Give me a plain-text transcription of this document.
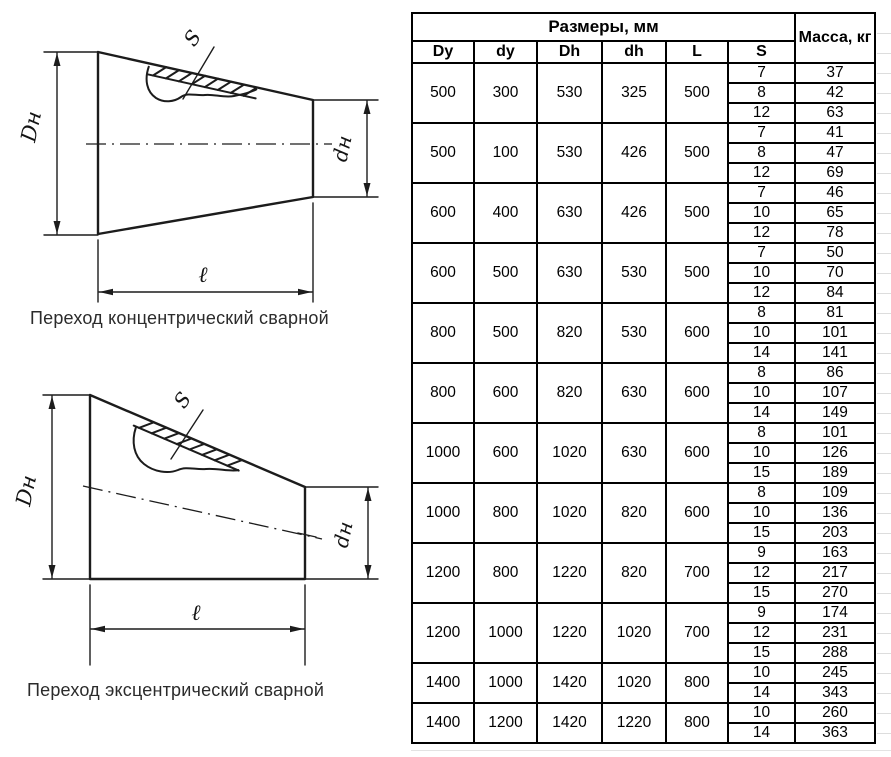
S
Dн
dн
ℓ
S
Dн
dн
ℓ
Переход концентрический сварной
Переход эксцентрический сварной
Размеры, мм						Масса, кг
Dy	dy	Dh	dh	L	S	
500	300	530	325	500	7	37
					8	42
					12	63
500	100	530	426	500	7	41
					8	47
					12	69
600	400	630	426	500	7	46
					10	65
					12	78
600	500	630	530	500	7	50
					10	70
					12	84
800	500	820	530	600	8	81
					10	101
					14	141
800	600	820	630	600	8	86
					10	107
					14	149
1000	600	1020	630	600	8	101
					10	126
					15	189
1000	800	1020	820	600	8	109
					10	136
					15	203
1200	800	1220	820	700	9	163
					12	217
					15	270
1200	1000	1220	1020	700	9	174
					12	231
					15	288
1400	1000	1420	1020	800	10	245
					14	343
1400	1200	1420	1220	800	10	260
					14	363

- [THE EXERCISE]
Without including the pictures, return each record above exactly as it stands.

- [EXERCISE OUTPUT]
Give me a plain-text transcription of this document.
S
Dн
dн
ℓ
S
Dн
dн
ℓ
Переход концентрический сварной
Переход эксцентрический сварной
Размеры, мм						Масса, кг
Dy	dy	Dh	dh	L	S	
500	300	530	325	500	7	37
					8	42
					12	63
500	100	530	426	500	7	41
					8	47
					12	69
600	400	630	426	500	7	46
					10	65
					12	78
600	500	630	530	500	7	50
					10	70
					12	84
800	500	820	530	600	8	81
					10	101
					14	141
800	600	820	630	600	8	86
					10	107
					14	149
1000	600	1020	630	600	8	101
					10	126
					15	189
1000	800	1020	820	600	8	109
					10	136
					15	203
1200	800	1220	820	700	9	163
					12	217
					15	270
1200	1000	1220	1020	700	9	174
					12	231
					15	288
1400	1000	1420	1020	800	10	245
					14	343
1400	1200	1420	1220	800	10	260
					14	363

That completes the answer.